Data items
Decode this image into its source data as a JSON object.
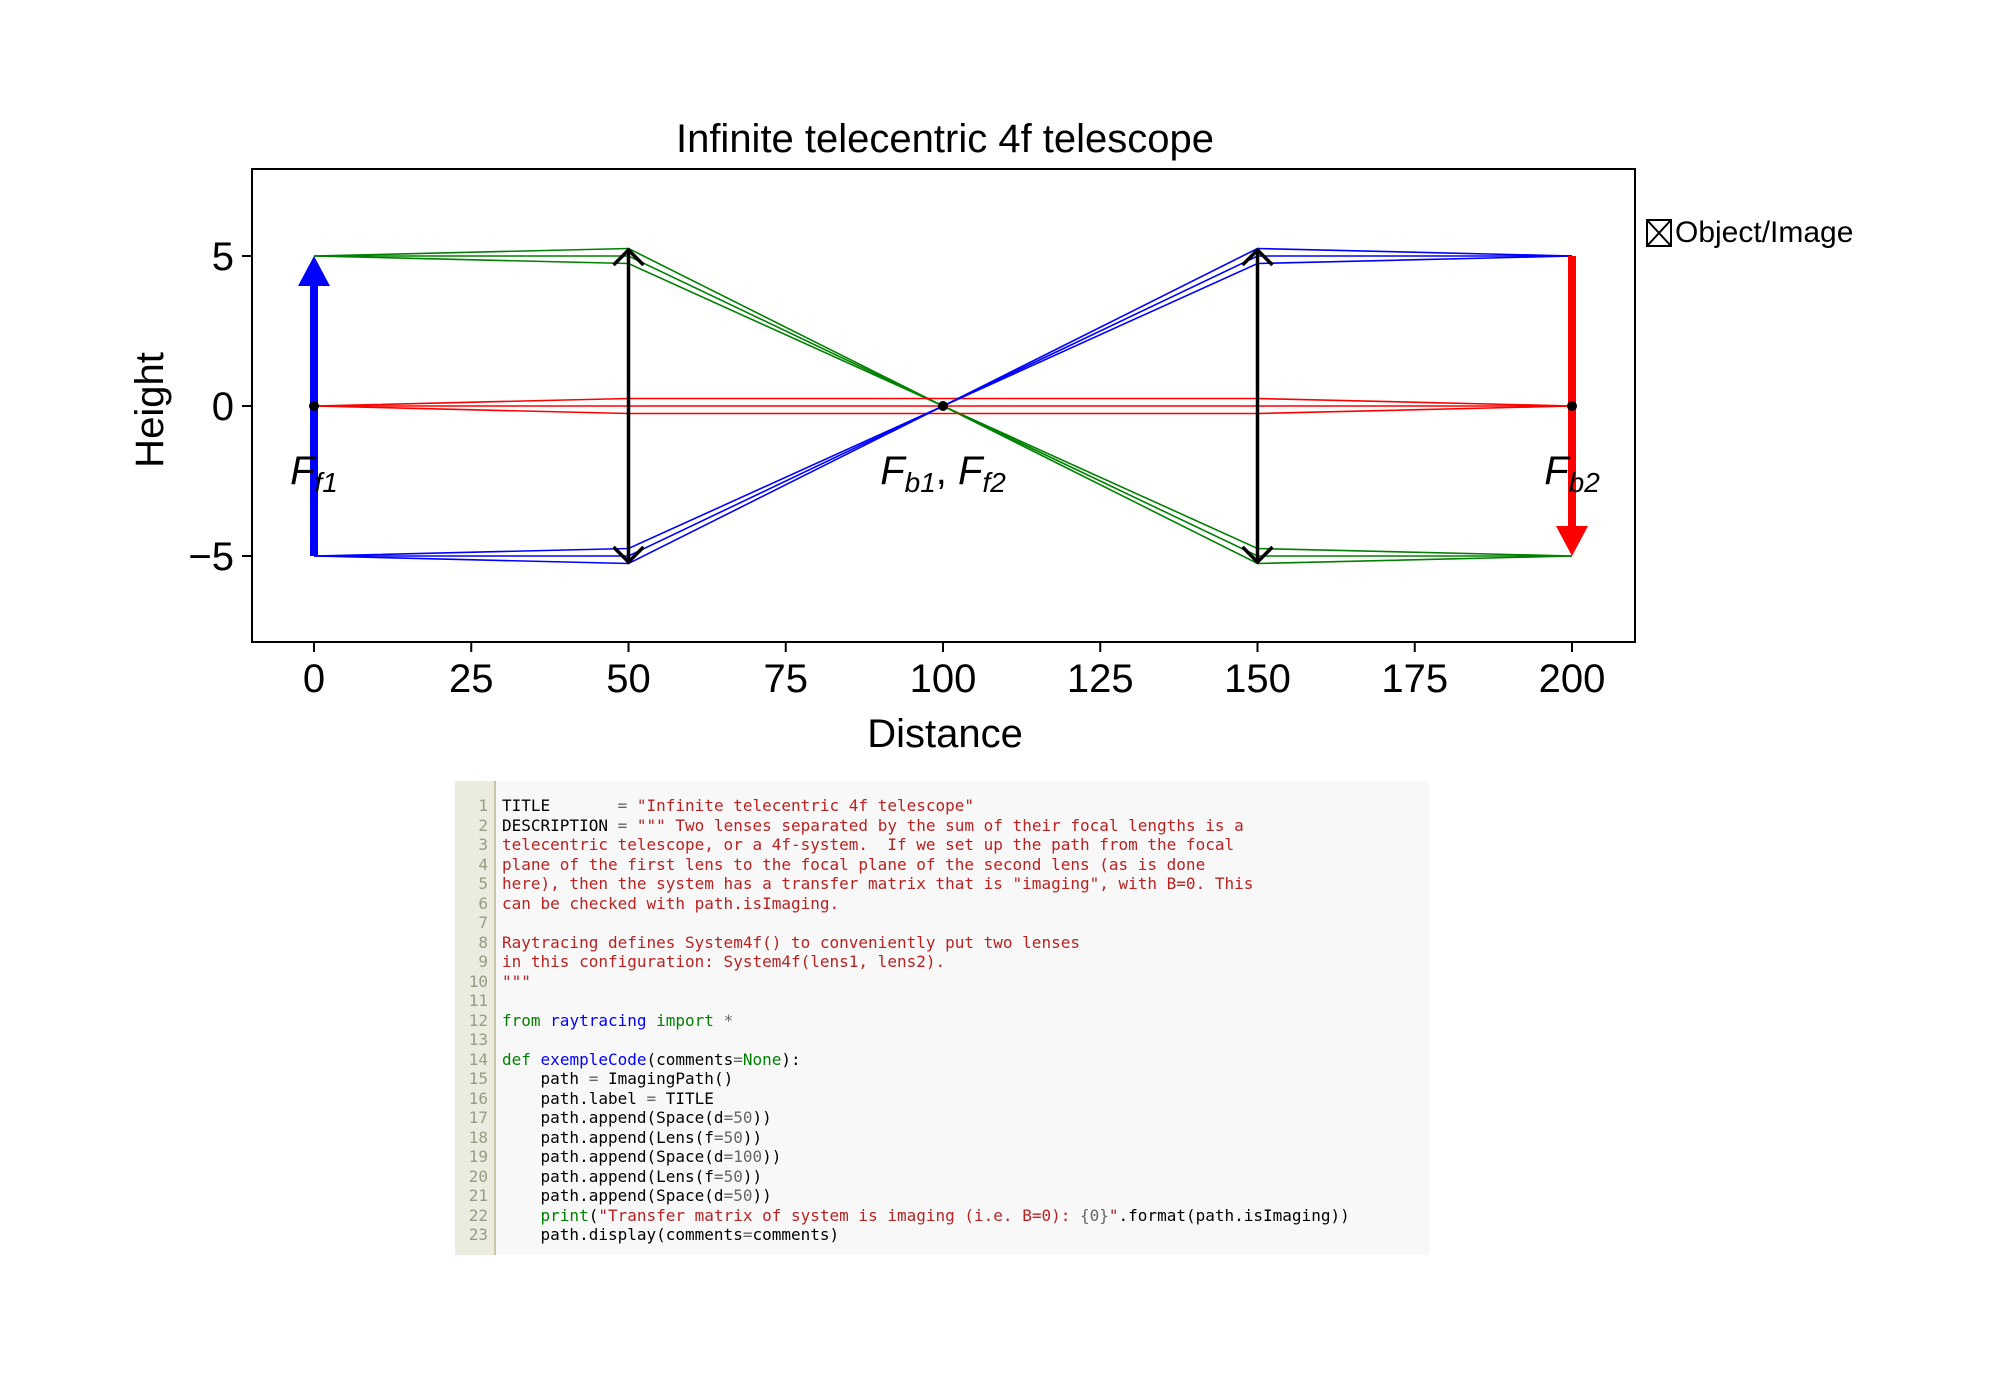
{
  "chart_data": {
    "type": "line",
    "title": "Infinite telecentric 4f telescope",
    "xlabel": "Distance",
    "ylabel": "Height",
    "xlim": [
      -20,
      420
    ],
    "ylim": [
      -7.5,
      7.5
    ],
    "xticks": [
      0,
      25,
      50,
      75,
      100,
      125,
      150,
      175,
      200
    ],
    "xtick_labels": [
      "0",
      "25",
      "50",
      "75",
      "100",
      "125",
      "150",
      "175",
      "200"
    ],
    "yticks": [
      5,
      0,
      -5
    ],
    "ytick_labels": [
      "5",
      "0",
      "−5"
    ],
    "grid": false,
    "legend": {
      "placement": "outside-right",
      "entries": [
        "Object/Image"
      ]
    },
    "colors": {
      "green": "#008000",
      "blue": "#0000ff",
      "red": "#ff0000",
      "lens": "#000000",
      "object": "#0000ff",
      "image": "#ff0000"
    },
    "object": {
      "x": 0,
      "y0": -5,
      "y1": 5
    },
    "image": {
      "x": 200,
      "y0": 5,
      "y1": -5
    },
    "lenses": [
      {
        "x": 50,
        "half_height": 5.2
      },
      {
        "x": 150,
        "half_height": 5.2
      }
    ],
    "focal_points": [
      {
        "x": 0,
        "y": 0,
        "label": "F",
        "sub": "f1"
      },
      {
        "x": 100,
        "y": 0,
        "label": "F",
        "sub": "b1",
        "label2": "F",
        "sub2": "f2"
      },
      {
        "x": 200,
        "y": 0,
        "label": "F",
        "sub": "b2"
      }
    ],
    "series": [
      {
        "color": "green",
        "x": [
          0,
          50,
          150,
          200
        ],
        "y": [
          5,
          5.25,
          -5.25,
          -5
        ]
      },
      {
        "color": "green",
        "x": [
          0,
          50,
          150,
          200
        ],
        "y": [
          5,
          5.0,
          -5.0,
          -5
        ]
      },
      {
        "color": "green",
        "x": [
          0,
          50,
          150,
          200
        ],
        "y": [
          5,
          4.75,
          -4.75,
          -5
        ]
      },
      {
        "color": "red",
        "x": [
          0,
          50,
          150,
          200
        ],
        "y": [
          0,
          0.25,
          0.25,
          0
        ]
      },
      {
        "color": "red",
        "x": [
          0,
          50,
          150,
          200
        ],
        "y": [
          0,
          0,
          0,
          0
        ]
      },
      {
        "color": "red",
        "x": [
          0,
          50,
          150,
          200
        ],
        "y": [
          0,
          -0.25,
          -0.25,
          0
        ]
      },
      {
        "color": "blue",
        "x": [
          0,
          50,
          150,
          200
        ],
        "y": [
          -5,
          -4.75,
          4.75,
          5
        ]
      },
      {
        "color": "blue",
        "x": [
          0,
          50,
          150,
          200
        ],
        "y": [
          -5,
          -5.0,
          5.0,
          5
        ]
      },
      {
        "color": "blue",
        "x": [
          0,
          50,
          150,
          200
        ],
        "y": [
          -5,
          -5.25,
          5.25,
          5
        ]
      }
    ]
  },
  "code": {
    "line_numbers": [
      "1",
      "2",
      "3",
      "4",
      "5",
      "6",
      "7",
      "8",
      "9",
      "10",
      "11",
      "12",
      "13",
      "14",
      "15",
      "16",
      "17",
      "18",
      "19",
      "20",
      "21",
      "22",
      "23"
    ],
    "lines": [
      [
        [
          "plain",
          "TITLE       "
        ],
        [
          "op",
          "="
        ],
        [
          "plain",
          " "
        ],
        [
          "str",
          "\"Infinite telecentric 4f telescope\""
        ]
      ],
      [
        [
          "plain",
          "DESCRIPTION "
        ],
        [
          "op",
          "="
        ],
        [
          "plain",
          " "
        ],
        [
          "str",
          "\"\"\" Two lenses separated by the sum of their focal lengths is a"
        ]
      ],
      [
        [
          "str",
          "telecentric telescope, or a 4f-system.  If we set up the path from the focal"
        ]
      ],
      [
        [
          "str",
          "plane of the first lens to the focal plane of the second lens (as is done"
        ]
      ],
      [
        [
          "str",
          "here), then the system has a transfer matrix that is \"imaging\", with B=0. This"
        ]
      ],
      [
        [
          "str",
          "can be checked with path.isImaging."
        ]
      ],
      [
        [
          "str",
          ""
        ]
      ],
      [
        [
          "str",
          "Raytracing defines System4f() to conveniently put two lenses"
        ]
      ],
      [
        [
          "str",
          "in this configuration: System4f(lens1, lens2)."
        ]
      ],
      [
        [
          "str",
          "\"\"\""
        ]
      ],
      [
        [
          "plain",
          ""
        ]
      ],
      [
        [
          "kw",
          "from"
        ],
        [
          "plain",
          " "
        ],
        [
          "def",
          "raytracing"
        ],
        [
          "plain",
          " "
        ],
        [
          "kw",
          "import"
        ],
        [
          "plain",
          " "
        ],
        [
          "op",
          "*"
        ]
      ],
      [
        [
          "plain",
          ""
        ]
      ],
      [
        [
          "kw",
          "def"
        ],
        [
          "plain",
          " "
        ],
        [
          "def",
          "exempleCode"
        ],
        [
          "plain",
          "(comments"
        ],
        [
          "op",
          "="
        ],
        [
          "kw",
          "None"
        ],
        [
          "plain",
          "):"
        ]
      ],
      [
        [
          "plain",
          "    path "
        ],
        [
          "op",
          "="
        ],
        [
          "plain",
          " ImagingPath()"
        ]
      ],
      [
        [
          "plain",
          "    path.label "
        ],
        [
          "op",
          "="
        ],
        [
          "plain",
          " TITLE"
        ]
      ],
      [
        [
          "plain",
          "    path.append(Space(d"
        ],
        [
          "op",
          "="
        ],
        [
          "num",
          "50"
        ],
        [
          "plain",
          "))"
        ]
      ],
      [
        [
          "plain",
          "    path.append(Lens(f"
        ],
        [
          "op",
          "="
        ],
        [
          "num",
          "50"
        ],
        [
          "plain",
          "))"
        ]
      ],
      [
        [
          "plain",
          "    path.append(Space(d"
        ],
        [
          "op",
          "="
        ],
        [
          "num",
          "100"
        ],
        [
          "plain",
          "))"
        ]
      ],
      [
        [
          "plain",
          "    path.append(Lens(f"
        ],
        [
          "op",
          "="
        ],
        [
          "num",
          "50"
        ],
        [
          "plain",
          "))"
        ]
      ],
      [
        [
          "plain",
          "    path.append(Space(d"
        ],
        [
          "op",
          "="
        ],
        [
          "num",
          "50"
        ],
        [
          "plain",
          "))"
        ]
      ],
      [
        [
          "plain",
          "    "
        ],
        [
          "kw",
          "print"
        ],
        [
          "plain",
          "("
        ],
        [
          "str",
          "\"Transfer matrix of system is imaging (i.e. B=0): "
        ],
        [
          "num",
          "{0}"
        ],
        [
          "str",
          "\""
        ],
        [
          "plain",
          ".format(path.isImaging))"
        ]
      ],
      [
        [
          "plain",
          "    path.display(comments"
        ],
        [
          "op",
          "="
        ],
        [
          "plain",
          "comments)"
        ]
      ]
    ]
  }
}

- [Objective]: Wherever a line in the data above holds "matrix", copy that line.

- [Solution to this exercise]:
          "here), then the system has a transfer matrix that is \"imaging\", with B=0. This"
          "\"Transfer matrix of system is imaging (i.e. B=0): "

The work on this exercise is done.